YOUR TASK - Copy out all of the data below with no alterations.

Data entries:
+-------+

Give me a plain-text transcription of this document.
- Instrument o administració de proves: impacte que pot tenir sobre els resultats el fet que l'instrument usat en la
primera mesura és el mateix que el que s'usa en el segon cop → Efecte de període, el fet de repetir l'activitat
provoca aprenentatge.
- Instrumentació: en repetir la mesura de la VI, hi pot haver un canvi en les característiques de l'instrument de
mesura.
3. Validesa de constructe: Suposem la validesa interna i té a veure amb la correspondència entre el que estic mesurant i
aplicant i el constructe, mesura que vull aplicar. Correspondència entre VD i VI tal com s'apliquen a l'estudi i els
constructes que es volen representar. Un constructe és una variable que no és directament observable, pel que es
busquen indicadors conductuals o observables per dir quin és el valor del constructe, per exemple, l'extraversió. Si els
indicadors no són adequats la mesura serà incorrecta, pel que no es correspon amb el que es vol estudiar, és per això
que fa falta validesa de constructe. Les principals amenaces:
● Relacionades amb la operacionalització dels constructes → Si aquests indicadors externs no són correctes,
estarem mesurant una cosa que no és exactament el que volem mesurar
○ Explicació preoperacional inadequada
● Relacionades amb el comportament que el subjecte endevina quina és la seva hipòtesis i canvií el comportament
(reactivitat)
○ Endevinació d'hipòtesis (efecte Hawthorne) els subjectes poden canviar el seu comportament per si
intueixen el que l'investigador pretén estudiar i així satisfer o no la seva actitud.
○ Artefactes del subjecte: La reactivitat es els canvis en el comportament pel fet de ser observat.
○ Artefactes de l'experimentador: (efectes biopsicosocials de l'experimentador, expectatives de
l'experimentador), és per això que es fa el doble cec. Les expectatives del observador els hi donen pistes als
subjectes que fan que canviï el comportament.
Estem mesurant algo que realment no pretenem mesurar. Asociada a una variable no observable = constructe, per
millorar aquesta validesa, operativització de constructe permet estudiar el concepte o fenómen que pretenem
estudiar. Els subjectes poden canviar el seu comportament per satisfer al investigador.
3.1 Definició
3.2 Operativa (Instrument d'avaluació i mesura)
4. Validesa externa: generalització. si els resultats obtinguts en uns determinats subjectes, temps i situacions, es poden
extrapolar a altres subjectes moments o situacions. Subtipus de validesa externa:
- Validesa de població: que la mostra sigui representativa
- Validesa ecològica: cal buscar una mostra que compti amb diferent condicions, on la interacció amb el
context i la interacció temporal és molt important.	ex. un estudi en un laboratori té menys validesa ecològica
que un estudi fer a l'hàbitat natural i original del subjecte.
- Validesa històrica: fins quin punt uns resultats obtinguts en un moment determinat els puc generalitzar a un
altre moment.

+-------+

CORRECT RESPONSE -
Give me a plain-text transcription of this document.
- Instrument o administració de proves: impacte que pot tenir sobre els resultats el fet que l'instrument usat en la
primera mesura és el mateix que el que s'usa en el segon cop → Efecte de període, el fet de repetir l'activitat
provoca aprenentatge.
- Instrumentació: en repetir la mesura de la VI, hi pot haver un canvi en les característiques de l'instrument de
mesura.
3. Validesa de constructe: Suposem la validesa interna i té a veure amb la correspondència entre el que estic mesurant i
aplicant i el constructe, mesura que vull aplicar. Correspondència entre VD i VI tal com s'apliquen a l'estudi i els
constructes que es volen representar. Un constructe és una variable que no és directament observable, pel que es
busquen indicadors conductuals o observables per dir quin és el valor del constructe, per exemple, l'extraversió. Si els
indicadors no són adequats la mesura serà incorrecta, pel que no es correspon amb el que es vol estudiar, és per això
que fa falta validesa de constructe. Les principals amenaces:
● Relacionades amb la operacionalització dels constructes → Si aquests indicadors externs no són correctes,
estarem mesurant una cosa que no és exactament el que volem mesurar
○ Explicació preoperacional inadequada
● Relacionades amb el comportament que el subjecte endevina quina és la seva hipòtesis i canvií el comportament
(reactivitat)
○ Endevinació d'hipòtesis (efecte Hawthorne) els subjectes poden canviar el seu comportament per si
intueixen el que l'investigador pretén estudiar i així satisfer o no la seva actitud.
○ Artefactes del subjecte: La reactivitat es els canvis en el comportament pel fet de ser observat.
○ Artefactes de l'experimentador: (efectes biopsicosocials de l'experimentador, expectatives de
l'experimentador), és per això que es fa el doble cec. Les expectatives del observador els hi donen pistes als
subjectes que fan que canviï el comportament.
Estem mesurant algo que realment no pretenem mesurar. Asociada a una variable no observable = constructe, per
millorar aquesta validesa, operativització de constructe permet estudiar el concepte o fenómen que pretenem
estudiar. Els subjectes poden canviar el seu comportament per satisfer al investigador.
3.1 Definició
3.2 Operativa (Instrument d'avaluació i mesura)
4. Validesa externa: generalització. si els resultats obtinguts en uns determinats subjectes, temps i situacions, es poden
extrapolar a altres subjectes moments o situacions. Subtipus de validesa externa:
- Validesa de població: que la mostra sigui representativa
- Validesa ecològica: cal buscar una mostra que compti amb diferent condicions, on la interacció amb el
context i la interacció temporal és molt important.	ex. un estudi en un laboratori té menys validesa ecològica
que un estudi fer a l'hàbitat natural i original del subjecte.
- Validesa històrica: fins quin punt uns resultats obtinguts en un moment determinat els puc generalitzar a un
altre moment.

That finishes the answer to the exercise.